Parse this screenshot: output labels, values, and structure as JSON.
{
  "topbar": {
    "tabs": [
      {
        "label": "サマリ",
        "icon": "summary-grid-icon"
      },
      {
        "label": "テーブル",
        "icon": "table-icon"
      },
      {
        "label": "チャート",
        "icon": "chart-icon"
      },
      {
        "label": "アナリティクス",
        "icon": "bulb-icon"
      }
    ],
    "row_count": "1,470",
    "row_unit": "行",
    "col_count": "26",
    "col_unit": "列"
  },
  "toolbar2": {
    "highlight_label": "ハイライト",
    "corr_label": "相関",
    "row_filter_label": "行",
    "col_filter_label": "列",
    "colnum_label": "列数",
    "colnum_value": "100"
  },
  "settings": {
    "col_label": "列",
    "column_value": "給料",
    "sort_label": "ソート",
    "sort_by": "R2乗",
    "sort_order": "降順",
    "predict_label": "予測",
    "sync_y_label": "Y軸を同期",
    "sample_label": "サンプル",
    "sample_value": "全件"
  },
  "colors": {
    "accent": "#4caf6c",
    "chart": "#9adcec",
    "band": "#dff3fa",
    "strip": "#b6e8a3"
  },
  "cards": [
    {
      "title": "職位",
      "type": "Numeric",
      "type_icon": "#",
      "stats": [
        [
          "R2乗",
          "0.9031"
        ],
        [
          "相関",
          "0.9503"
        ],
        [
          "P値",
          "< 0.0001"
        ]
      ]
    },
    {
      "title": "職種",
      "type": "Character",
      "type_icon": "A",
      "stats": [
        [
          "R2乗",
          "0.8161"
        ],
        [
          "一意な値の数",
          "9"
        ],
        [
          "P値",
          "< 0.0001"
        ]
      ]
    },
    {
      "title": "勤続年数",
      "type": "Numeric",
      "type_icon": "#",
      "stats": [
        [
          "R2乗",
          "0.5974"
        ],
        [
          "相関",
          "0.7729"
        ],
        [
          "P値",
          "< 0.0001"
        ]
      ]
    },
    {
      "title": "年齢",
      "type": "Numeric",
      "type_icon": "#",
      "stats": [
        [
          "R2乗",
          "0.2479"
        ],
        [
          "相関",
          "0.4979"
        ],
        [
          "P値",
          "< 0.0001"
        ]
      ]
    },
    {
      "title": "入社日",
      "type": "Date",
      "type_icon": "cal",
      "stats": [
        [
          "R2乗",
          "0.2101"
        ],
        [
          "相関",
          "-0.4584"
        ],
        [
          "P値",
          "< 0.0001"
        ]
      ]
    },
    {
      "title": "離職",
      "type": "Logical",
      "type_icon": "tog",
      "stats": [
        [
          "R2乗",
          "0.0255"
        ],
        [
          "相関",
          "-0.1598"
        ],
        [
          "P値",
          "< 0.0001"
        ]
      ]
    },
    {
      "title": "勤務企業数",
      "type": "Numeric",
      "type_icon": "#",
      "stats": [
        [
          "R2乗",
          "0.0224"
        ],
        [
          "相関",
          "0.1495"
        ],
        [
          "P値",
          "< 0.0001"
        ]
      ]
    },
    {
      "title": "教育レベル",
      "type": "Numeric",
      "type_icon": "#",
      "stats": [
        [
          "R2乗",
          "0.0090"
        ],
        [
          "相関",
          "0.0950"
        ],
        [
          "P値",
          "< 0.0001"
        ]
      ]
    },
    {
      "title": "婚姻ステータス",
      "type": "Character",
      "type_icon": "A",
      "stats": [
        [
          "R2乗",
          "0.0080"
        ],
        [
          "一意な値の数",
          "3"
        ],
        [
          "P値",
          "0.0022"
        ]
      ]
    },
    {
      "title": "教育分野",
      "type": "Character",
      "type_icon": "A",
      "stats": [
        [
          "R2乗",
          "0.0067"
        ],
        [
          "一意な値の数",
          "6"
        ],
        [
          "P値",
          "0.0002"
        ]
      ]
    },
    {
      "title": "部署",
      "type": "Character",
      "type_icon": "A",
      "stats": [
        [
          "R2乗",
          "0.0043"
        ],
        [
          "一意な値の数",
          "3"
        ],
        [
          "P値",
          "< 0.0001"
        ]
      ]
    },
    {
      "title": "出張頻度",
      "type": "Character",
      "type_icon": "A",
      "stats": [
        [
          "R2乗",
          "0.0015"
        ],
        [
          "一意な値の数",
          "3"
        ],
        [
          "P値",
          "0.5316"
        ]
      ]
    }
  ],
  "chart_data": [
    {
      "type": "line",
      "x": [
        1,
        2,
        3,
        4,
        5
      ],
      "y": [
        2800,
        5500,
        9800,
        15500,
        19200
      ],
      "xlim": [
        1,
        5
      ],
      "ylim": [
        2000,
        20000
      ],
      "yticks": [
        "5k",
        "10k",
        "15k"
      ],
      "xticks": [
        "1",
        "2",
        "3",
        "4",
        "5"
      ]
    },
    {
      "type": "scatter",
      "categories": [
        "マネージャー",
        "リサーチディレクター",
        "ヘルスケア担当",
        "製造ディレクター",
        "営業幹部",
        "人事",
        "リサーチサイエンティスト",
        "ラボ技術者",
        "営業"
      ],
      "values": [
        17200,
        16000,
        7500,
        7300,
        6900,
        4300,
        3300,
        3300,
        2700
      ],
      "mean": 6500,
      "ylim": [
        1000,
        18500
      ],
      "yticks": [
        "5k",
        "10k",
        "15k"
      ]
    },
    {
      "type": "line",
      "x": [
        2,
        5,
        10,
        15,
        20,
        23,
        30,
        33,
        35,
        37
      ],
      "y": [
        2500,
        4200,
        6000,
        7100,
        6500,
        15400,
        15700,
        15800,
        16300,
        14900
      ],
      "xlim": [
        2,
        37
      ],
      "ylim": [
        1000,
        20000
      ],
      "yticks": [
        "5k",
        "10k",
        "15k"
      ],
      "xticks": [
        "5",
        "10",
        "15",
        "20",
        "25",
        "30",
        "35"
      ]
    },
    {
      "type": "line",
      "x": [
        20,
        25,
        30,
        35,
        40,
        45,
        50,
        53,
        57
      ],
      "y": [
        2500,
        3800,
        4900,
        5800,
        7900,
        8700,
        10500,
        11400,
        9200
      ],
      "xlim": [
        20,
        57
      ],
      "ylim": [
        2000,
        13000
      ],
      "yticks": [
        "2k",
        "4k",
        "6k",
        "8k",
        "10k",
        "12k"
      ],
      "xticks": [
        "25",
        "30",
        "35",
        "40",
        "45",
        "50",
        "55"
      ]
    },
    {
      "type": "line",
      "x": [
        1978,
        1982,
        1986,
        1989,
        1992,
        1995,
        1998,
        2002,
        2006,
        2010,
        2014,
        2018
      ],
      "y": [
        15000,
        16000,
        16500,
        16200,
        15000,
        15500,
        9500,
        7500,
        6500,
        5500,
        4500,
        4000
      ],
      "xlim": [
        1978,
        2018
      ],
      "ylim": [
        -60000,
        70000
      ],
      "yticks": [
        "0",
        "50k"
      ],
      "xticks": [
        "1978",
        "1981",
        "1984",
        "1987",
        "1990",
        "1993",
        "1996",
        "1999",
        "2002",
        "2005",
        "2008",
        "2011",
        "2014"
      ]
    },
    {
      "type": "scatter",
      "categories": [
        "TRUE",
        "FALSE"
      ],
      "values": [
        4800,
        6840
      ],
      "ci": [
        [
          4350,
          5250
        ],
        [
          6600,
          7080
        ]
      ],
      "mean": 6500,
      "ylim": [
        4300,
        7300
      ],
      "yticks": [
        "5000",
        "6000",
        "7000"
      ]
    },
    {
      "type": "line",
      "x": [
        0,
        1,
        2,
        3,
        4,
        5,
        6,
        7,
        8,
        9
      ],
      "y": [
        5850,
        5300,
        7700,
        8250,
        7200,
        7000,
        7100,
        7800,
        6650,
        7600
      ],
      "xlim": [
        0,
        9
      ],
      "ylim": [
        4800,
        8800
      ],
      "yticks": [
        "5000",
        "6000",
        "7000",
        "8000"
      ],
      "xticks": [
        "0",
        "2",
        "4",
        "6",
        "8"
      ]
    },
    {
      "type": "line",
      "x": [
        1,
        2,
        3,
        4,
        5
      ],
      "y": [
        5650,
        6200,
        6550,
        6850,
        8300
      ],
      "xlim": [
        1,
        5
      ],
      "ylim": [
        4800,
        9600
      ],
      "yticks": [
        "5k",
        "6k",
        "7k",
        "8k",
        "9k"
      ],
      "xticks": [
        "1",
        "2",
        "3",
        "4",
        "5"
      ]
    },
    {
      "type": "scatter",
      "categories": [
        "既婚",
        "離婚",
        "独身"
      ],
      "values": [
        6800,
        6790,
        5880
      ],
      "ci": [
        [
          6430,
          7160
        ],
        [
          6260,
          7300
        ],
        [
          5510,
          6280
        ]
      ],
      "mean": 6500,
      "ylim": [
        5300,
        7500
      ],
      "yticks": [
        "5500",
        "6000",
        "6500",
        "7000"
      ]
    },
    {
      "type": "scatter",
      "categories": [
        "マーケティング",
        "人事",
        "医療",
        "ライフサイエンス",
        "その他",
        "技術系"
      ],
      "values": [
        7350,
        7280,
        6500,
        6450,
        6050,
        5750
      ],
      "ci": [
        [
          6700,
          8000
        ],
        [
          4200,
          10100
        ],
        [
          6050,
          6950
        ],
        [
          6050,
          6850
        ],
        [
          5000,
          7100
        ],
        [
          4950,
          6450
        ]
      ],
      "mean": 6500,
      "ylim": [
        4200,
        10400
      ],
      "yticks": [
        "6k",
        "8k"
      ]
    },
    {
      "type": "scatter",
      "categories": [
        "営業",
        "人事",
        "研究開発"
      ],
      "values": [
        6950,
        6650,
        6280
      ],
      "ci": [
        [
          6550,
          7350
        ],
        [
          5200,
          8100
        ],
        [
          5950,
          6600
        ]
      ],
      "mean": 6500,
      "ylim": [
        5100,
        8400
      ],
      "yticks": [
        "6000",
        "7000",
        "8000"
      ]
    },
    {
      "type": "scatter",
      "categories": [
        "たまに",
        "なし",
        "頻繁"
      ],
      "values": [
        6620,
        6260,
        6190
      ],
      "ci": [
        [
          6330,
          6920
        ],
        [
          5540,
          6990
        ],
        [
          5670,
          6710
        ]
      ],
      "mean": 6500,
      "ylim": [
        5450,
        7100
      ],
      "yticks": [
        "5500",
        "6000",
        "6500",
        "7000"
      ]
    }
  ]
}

************

*Exercise objective*. Establish how many lines of the records contain the string "title" and state that number without elaboration.

*Full solution*. 12